• WHAT YOU ARE ASKED TO DO
Examine each line of the data. Copy those that contain the string "LEBENSMITTELN".
— Start of PROVIDED ENTRIES —
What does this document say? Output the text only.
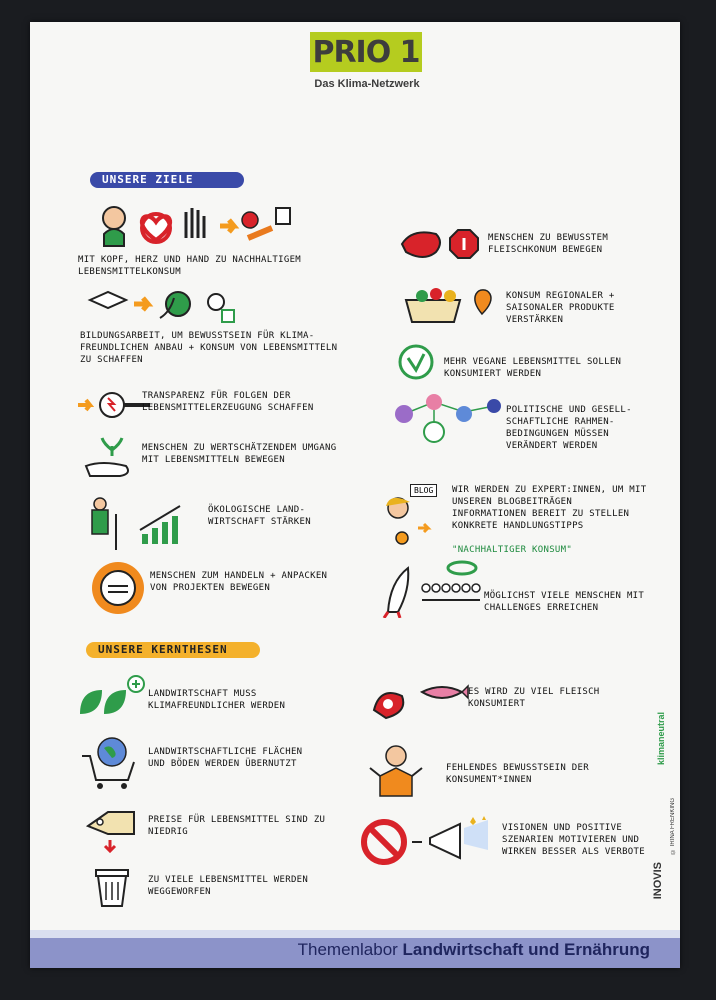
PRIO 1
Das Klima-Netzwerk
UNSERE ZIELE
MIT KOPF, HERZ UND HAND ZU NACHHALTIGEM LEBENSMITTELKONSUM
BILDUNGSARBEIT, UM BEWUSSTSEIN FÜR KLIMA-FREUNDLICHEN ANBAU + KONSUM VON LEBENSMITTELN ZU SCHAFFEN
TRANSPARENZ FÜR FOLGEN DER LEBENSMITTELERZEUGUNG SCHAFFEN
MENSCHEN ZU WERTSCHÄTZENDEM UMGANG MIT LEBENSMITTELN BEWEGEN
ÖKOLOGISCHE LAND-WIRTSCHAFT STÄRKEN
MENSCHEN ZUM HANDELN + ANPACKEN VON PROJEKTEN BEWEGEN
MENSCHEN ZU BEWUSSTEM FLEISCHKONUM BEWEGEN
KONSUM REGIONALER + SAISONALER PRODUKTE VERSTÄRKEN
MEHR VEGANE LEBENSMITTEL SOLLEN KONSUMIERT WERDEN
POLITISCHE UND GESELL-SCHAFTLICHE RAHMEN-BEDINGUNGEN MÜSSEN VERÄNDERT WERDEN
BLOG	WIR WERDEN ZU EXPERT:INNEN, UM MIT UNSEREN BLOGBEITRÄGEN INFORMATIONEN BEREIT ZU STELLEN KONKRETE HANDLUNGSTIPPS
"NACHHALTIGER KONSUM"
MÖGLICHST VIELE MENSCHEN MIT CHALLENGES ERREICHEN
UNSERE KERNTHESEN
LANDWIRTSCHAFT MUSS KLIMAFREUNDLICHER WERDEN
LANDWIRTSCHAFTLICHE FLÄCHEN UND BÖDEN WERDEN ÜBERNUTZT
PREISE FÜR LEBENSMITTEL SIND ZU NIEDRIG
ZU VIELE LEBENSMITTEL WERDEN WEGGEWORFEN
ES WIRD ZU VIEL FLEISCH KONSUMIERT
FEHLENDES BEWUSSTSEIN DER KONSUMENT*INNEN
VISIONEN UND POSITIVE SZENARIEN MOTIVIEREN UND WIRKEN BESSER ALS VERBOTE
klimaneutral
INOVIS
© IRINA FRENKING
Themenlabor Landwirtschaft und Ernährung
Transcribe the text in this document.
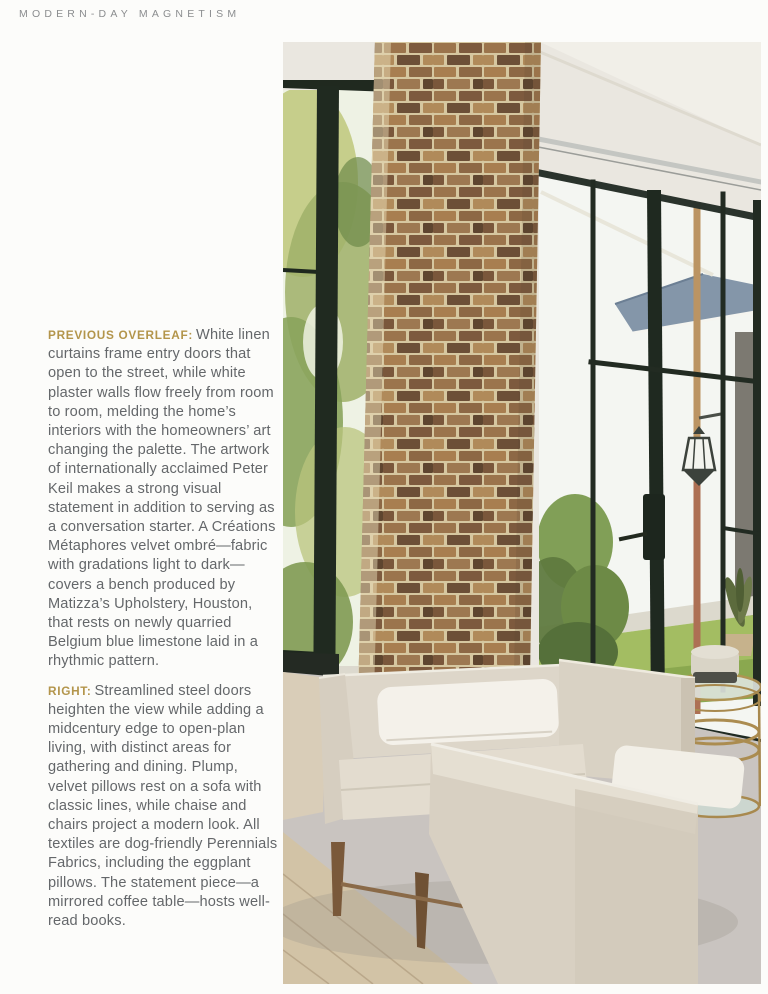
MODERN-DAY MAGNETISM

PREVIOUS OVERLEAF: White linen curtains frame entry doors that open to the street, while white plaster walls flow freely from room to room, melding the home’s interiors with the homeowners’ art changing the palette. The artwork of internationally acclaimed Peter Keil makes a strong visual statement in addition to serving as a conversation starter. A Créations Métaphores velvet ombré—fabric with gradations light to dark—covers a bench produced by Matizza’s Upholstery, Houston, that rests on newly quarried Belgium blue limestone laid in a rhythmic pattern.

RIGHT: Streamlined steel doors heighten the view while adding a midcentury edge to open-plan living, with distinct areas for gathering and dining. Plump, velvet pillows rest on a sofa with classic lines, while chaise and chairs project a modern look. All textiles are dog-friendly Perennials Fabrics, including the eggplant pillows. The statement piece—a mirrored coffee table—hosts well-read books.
— End of PROVIDED ENTRIES —
• SOLUTION BELOW
BILDUNGSARBEIT, UM BEWUSSTSEIN FÜR KLIMA-FREUNDLICHEN ANBAU + KONSUM VON LEBENSMITTELN ZU SCHAFFEN
MENSCHEN ZU WERTSCHÄTZENDEM UMGANG MIT LEBENSMITTELN BEWEGEN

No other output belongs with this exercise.